(Excerpts from a figure dataset)
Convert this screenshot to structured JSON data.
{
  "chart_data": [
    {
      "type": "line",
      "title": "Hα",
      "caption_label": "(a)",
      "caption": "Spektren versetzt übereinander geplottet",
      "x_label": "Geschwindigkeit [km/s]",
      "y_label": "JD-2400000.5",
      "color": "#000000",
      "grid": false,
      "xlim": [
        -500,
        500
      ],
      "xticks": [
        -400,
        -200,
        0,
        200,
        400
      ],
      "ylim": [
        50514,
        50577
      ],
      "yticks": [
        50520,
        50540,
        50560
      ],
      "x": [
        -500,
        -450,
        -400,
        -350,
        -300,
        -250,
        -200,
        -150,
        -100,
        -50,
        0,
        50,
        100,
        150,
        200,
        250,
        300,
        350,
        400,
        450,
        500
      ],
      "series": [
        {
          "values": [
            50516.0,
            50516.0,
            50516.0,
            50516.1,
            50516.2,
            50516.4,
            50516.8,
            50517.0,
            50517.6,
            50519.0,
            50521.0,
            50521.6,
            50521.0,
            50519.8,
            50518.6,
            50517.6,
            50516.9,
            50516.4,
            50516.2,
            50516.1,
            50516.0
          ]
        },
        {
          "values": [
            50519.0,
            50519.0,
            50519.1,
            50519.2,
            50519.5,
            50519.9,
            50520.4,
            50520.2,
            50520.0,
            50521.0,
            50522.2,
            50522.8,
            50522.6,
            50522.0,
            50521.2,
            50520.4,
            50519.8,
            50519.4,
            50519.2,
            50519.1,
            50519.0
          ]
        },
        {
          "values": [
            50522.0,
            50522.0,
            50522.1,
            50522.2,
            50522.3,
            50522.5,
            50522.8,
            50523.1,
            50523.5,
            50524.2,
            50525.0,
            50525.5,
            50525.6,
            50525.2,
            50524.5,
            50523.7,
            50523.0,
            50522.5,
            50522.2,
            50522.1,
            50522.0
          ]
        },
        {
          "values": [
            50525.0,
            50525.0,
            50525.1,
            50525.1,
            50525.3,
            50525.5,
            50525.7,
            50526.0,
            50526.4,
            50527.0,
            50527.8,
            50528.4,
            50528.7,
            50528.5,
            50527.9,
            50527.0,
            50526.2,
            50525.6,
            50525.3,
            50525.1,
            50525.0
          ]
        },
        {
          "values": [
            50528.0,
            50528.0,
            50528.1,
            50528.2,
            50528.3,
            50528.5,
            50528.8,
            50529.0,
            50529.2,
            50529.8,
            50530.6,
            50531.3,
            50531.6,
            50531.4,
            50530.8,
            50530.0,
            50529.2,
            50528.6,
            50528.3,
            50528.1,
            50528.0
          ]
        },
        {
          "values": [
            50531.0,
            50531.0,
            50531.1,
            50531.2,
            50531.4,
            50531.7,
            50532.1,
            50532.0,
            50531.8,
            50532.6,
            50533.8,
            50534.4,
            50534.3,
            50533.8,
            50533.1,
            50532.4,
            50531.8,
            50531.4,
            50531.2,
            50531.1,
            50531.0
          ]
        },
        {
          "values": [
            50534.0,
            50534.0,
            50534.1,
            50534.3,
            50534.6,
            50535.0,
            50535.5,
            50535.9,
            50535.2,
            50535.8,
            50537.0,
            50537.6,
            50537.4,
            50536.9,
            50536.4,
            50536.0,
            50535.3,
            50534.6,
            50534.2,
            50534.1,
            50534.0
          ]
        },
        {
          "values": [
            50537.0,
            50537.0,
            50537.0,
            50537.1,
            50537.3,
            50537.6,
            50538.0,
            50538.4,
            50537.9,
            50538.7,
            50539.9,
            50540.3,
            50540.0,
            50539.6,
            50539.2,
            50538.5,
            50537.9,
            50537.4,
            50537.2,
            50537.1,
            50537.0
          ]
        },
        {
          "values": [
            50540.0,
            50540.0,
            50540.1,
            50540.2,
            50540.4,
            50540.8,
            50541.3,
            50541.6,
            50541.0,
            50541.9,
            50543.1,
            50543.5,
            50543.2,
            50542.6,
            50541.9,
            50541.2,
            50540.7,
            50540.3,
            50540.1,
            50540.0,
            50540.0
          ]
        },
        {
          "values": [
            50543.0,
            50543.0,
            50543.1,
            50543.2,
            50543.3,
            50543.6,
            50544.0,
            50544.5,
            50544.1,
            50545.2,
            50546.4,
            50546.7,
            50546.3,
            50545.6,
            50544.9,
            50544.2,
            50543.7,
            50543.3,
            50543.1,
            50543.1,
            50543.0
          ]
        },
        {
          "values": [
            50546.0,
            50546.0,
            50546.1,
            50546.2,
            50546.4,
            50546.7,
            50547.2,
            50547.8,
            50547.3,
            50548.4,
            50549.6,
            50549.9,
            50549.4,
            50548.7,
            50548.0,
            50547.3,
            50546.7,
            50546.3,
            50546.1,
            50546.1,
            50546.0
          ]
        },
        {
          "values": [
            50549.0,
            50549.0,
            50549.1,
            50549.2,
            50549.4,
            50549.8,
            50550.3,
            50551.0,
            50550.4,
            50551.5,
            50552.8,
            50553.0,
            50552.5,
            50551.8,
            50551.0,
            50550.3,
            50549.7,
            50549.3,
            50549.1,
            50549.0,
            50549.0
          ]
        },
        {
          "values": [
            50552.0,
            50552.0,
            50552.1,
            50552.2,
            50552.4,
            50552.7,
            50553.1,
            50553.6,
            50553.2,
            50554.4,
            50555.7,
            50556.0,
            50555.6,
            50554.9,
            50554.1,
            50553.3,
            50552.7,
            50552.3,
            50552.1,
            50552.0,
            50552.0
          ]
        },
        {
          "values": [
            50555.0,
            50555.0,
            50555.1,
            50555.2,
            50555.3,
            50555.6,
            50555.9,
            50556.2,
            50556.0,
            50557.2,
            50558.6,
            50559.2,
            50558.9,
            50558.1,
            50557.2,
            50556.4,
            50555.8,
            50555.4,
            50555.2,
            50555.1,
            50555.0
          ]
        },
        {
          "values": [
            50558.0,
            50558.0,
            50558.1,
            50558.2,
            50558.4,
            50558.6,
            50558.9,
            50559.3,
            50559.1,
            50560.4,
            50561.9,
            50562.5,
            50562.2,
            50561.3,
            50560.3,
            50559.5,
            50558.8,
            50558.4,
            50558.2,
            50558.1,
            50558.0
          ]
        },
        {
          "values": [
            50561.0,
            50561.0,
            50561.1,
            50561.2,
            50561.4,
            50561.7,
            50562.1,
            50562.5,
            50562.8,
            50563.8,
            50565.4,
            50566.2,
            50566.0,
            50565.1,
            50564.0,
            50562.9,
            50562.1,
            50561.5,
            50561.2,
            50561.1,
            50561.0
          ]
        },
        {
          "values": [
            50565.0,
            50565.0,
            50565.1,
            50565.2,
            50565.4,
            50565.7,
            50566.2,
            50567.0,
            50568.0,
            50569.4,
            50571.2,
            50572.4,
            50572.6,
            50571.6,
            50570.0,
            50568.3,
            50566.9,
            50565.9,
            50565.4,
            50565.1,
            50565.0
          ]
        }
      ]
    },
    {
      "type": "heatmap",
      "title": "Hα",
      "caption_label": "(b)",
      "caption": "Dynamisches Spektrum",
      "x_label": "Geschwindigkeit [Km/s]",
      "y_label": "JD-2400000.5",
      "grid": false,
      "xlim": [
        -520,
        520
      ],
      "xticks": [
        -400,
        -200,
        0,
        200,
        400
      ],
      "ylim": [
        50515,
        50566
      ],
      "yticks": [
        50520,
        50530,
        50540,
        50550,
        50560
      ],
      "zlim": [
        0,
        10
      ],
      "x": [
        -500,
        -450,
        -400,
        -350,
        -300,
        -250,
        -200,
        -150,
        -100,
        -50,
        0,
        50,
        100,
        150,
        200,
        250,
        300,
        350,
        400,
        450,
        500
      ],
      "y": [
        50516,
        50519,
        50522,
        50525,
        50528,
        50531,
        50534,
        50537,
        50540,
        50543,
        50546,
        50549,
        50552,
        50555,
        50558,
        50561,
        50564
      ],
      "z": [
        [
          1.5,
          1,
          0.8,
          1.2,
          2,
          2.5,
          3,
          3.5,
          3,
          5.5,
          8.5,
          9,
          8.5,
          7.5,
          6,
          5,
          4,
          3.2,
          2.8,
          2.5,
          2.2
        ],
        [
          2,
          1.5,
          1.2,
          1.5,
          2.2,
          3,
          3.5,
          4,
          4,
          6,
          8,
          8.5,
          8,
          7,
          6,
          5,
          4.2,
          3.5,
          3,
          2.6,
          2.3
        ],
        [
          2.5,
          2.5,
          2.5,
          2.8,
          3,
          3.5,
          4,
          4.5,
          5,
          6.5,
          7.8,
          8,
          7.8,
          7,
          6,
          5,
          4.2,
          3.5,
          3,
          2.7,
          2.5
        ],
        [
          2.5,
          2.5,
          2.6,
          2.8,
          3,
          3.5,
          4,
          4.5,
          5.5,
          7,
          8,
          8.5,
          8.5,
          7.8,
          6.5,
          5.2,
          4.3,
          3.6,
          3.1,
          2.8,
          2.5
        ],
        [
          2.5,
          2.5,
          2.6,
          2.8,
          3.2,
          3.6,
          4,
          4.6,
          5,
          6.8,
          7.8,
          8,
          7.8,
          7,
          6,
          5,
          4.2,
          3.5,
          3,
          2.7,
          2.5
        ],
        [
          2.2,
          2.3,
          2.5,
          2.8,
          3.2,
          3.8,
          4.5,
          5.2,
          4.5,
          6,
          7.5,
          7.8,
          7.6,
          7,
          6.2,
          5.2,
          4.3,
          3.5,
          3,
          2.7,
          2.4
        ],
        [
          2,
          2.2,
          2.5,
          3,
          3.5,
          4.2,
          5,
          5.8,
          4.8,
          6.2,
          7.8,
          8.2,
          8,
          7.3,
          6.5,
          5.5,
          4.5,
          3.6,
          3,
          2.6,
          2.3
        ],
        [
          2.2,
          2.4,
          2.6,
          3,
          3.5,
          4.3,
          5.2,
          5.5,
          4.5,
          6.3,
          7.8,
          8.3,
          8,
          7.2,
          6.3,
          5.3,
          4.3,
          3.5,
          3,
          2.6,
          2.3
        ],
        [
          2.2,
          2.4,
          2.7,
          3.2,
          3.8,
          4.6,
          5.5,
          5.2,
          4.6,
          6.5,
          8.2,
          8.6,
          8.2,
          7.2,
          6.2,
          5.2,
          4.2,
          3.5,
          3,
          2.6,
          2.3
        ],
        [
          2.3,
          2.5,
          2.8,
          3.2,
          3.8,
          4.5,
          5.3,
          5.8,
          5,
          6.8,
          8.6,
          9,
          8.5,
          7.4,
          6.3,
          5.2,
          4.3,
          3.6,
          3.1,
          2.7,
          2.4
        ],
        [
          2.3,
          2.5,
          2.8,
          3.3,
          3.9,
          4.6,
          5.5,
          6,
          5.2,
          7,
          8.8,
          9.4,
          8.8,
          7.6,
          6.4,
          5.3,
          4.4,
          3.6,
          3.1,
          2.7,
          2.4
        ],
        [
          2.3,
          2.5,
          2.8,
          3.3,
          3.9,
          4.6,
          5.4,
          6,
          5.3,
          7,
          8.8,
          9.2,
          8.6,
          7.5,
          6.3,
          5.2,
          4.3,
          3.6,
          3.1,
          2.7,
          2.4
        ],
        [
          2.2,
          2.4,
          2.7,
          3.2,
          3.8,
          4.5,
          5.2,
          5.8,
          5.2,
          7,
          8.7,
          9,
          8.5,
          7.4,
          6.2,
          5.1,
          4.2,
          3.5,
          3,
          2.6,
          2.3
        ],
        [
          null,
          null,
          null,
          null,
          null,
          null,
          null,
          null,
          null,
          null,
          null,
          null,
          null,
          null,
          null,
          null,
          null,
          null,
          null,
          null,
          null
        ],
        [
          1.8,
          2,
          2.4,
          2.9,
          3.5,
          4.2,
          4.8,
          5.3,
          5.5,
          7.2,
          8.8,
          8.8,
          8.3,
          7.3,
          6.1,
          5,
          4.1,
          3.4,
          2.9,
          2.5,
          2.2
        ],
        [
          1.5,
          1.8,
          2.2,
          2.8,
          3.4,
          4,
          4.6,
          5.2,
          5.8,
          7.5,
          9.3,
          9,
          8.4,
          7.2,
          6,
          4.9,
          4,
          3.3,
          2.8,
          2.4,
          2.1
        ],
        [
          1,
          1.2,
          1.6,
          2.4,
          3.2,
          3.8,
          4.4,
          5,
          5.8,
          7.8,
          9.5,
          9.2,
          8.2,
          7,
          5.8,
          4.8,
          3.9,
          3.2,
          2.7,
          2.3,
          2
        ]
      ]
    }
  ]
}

• Instructions to follow: Locate the string "Geschwindigkeit" in the listing above and copy every line where it occurs.

• Exercise solution:
      "x_label": "Geschwindigkeit [km/s]",
      "x_label": "Geschwindigkeit [Km/s]",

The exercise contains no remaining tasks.